• **Job**
Find the lines of data that contain the string "sind", then list them.

▼▼▼

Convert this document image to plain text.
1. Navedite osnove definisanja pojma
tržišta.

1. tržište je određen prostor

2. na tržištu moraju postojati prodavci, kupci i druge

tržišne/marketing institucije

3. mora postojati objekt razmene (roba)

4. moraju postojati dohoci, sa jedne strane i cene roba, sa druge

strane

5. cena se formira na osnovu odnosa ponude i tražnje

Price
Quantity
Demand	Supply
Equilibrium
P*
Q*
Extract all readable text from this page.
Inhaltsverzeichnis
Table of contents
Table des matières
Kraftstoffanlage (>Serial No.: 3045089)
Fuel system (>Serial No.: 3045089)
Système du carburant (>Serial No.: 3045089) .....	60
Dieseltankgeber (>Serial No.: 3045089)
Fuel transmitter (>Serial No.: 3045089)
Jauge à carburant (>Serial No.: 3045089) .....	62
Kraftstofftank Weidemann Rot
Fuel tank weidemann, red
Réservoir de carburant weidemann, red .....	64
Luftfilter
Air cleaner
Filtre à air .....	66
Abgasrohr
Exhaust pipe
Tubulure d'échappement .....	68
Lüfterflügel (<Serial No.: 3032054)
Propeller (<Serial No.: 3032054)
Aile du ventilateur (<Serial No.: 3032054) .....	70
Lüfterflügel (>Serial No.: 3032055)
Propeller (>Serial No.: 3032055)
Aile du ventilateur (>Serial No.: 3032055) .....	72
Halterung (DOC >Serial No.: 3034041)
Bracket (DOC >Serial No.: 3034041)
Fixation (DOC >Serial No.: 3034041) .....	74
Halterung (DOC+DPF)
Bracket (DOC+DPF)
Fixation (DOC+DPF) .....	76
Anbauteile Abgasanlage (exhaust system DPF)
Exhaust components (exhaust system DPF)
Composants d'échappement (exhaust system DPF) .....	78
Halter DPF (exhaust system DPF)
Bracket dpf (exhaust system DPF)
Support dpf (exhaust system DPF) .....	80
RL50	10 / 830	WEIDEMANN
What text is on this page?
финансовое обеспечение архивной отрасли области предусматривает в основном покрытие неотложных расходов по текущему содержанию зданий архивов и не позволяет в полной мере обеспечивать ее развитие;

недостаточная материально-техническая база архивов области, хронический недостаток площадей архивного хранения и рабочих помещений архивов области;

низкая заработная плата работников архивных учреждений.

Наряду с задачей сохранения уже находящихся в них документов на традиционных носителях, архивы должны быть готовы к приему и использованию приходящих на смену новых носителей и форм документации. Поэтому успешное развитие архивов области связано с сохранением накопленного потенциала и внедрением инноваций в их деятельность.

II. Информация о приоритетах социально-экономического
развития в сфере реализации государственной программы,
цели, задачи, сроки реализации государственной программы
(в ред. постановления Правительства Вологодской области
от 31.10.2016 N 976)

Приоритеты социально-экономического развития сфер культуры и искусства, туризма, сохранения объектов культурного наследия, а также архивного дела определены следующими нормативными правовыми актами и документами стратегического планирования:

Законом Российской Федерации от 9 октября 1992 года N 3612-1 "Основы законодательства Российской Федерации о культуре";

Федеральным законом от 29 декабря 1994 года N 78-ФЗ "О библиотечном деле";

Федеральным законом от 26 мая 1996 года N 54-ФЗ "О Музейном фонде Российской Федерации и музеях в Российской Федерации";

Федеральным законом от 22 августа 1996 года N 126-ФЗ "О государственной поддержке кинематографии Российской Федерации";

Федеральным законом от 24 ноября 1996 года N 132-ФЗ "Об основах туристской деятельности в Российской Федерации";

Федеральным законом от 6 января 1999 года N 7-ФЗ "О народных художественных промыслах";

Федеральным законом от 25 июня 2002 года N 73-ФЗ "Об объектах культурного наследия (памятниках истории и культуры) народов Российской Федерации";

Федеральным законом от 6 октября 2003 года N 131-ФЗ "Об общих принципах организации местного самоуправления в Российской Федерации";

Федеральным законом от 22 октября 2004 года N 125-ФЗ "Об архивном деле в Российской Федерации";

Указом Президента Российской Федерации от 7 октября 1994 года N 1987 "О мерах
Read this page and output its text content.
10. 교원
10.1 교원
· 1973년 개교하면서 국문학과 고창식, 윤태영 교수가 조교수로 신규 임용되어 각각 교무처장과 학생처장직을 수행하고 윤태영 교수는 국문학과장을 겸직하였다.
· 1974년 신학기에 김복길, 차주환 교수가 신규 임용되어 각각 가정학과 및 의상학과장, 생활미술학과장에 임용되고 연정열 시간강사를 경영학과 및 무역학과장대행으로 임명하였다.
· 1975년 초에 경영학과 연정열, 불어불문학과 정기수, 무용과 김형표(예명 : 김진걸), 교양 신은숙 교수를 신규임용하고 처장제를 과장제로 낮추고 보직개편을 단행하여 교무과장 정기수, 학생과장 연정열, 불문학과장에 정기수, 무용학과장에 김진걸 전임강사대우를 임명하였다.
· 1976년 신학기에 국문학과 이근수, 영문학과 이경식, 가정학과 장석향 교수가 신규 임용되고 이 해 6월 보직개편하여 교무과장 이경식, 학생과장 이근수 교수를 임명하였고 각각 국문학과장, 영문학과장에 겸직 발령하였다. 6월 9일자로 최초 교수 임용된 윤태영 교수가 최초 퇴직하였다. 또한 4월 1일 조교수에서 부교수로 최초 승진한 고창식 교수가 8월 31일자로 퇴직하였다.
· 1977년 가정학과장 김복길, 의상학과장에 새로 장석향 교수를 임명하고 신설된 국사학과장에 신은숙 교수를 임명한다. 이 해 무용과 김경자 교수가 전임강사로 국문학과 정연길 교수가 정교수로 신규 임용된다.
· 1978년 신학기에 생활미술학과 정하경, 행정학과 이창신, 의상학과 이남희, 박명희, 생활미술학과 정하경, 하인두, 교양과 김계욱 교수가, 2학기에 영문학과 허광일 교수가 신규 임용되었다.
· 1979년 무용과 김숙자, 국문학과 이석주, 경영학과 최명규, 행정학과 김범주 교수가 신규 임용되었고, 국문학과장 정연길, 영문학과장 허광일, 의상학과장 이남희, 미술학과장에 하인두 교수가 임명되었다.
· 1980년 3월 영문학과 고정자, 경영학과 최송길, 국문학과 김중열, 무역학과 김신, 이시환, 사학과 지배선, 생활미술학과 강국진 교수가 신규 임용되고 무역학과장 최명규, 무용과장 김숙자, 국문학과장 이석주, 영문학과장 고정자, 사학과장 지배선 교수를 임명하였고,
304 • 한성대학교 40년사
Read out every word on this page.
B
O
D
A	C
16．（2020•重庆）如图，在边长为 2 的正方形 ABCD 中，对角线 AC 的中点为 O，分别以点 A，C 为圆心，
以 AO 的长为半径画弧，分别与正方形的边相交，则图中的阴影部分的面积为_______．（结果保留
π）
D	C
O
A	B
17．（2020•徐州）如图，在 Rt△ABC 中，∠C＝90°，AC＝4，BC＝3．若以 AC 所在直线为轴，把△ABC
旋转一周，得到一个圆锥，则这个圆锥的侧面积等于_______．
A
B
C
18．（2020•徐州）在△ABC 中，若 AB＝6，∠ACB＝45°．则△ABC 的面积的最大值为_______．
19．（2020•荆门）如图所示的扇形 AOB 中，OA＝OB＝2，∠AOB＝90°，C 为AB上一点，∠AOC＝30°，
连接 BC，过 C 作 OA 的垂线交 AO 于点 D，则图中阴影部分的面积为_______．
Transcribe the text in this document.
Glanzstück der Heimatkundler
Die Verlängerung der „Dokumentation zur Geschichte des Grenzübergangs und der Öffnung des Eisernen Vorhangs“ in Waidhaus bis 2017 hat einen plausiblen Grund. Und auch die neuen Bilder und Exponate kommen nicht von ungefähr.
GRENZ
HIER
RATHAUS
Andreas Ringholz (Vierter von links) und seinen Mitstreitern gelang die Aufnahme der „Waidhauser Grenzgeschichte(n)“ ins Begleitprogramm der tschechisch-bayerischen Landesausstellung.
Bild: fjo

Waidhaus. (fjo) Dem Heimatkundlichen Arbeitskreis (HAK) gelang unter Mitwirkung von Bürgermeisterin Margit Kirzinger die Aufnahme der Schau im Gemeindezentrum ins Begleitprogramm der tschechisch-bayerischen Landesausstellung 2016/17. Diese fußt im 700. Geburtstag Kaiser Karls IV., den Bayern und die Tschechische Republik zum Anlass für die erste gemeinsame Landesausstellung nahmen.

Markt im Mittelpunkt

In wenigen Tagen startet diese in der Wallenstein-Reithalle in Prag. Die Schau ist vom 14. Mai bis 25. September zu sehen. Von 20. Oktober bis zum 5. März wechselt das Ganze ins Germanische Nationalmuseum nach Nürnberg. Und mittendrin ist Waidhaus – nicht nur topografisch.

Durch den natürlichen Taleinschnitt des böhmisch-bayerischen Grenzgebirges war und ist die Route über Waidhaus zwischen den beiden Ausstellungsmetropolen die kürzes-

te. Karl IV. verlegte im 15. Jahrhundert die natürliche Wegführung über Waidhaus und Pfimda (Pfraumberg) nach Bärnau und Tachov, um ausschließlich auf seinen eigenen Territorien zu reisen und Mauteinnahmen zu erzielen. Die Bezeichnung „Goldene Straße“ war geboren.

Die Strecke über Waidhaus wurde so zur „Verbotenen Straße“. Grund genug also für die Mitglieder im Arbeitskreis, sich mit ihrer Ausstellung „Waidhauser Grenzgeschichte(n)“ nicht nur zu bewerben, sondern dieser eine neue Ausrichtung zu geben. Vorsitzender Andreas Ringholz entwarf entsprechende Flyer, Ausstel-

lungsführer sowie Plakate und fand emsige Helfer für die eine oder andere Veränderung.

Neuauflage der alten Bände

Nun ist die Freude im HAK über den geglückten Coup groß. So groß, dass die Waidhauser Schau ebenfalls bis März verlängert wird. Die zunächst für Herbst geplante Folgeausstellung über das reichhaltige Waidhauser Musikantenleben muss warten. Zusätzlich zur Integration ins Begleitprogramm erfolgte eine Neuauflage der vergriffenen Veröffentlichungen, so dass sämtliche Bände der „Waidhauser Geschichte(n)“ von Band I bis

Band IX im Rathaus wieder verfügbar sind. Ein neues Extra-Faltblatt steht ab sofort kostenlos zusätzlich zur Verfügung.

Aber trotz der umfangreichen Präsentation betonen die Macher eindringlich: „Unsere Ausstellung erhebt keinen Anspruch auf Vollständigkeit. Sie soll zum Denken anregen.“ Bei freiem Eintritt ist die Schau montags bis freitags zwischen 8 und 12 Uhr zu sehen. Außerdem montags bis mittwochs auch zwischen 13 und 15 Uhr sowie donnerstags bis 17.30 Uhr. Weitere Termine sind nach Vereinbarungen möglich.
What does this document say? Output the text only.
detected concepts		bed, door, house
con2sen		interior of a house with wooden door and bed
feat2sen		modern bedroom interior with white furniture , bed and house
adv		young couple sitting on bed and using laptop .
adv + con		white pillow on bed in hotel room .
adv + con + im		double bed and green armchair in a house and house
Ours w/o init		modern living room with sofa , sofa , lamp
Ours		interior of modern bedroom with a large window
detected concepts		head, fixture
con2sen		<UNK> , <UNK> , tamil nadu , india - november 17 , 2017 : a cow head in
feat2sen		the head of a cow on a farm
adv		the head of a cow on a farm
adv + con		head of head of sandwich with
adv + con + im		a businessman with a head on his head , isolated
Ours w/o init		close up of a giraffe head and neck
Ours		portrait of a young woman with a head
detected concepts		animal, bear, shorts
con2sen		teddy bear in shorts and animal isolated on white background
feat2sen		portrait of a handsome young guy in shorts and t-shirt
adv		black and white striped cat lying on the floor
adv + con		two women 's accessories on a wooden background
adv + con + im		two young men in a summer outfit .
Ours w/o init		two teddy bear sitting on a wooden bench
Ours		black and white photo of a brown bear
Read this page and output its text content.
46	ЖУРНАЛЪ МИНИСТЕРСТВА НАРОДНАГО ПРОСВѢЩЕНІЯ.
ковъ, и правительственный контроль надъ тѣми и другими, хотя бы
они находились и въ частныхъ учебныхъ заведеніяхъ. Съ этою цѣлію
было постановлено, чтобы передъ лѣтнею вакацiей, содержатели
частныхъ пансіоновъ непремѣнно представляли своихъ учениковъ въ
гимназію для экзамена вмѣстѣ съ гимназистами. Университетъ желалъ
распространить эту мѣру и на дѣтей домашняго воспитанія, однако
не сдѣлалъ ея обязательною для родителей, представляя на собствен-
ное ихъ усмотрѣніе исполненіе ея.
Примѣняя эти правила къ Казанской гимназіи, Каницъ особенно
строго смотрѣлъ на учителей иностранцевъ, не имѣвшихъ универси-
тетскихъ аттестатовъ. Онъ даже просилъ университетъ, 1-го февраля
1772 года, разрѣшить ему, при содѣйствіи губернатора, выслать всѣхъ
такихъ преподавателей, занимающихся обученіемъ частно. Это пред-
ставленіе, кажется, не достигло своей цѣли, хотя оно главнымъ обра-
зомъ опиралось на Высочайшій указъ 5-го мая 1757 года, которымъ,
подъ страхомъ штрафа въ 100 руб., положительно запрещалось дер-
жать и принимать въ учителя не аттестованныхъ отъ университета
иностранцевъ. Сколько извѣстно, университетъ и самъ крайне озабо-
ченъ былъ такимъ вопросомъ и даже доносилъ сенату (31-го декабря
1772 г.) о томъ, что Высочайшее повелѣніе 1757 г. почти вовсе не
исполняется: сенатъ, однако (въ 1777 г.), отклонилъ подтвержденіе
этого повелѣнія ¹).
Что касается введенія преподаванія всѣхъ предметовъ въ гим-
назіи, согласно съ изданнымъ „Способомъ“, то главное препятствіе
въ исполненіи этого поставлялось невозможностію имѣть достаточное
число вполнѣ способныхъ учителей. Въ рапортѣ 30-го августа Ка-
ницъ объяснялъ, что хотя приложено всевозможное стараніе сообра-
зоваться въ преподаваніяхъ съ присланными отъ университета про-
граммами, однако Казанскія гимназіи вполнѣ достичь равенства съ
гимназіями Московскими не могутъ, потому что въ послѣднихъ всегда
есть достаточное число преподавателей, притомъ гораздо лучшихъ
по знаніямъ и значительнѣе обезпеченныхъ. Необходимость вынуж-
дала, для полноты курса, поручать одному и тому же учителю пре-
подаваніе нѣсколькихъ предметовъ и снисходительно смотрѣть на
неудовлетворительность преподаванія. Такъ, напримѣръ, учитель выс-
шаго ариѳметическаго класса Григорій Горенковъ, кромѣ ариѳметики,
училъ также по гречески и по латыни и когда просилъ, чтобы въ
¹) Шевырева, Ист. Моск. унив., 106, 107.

▲▲▲

• **Result for this exercise**
Band IX im Rathaus wieder verfügbar sind. Ein neues Extra-Faltblatt steht ab sofort kostenlos zusätzlich zur Verfügung.
Aber trotz der umfangreichen Präsentation betonen die Macher eindringlich: „Unsere Ausstellung erhebt keinen Anspruch auf Vollständigkeit. Sie soll zum Denken anregen.“ Bei freiem Eintritt ist die Schau montags bis freitags zwischen 8 und 12 Uhr zu sehen. Außerdem montags bis mittwochs auch zwischen 13 und 15 Uhr sowie donnerstags bis 17.30 Uhr. Weitere Termine sind nach Vereinbarungen möglich.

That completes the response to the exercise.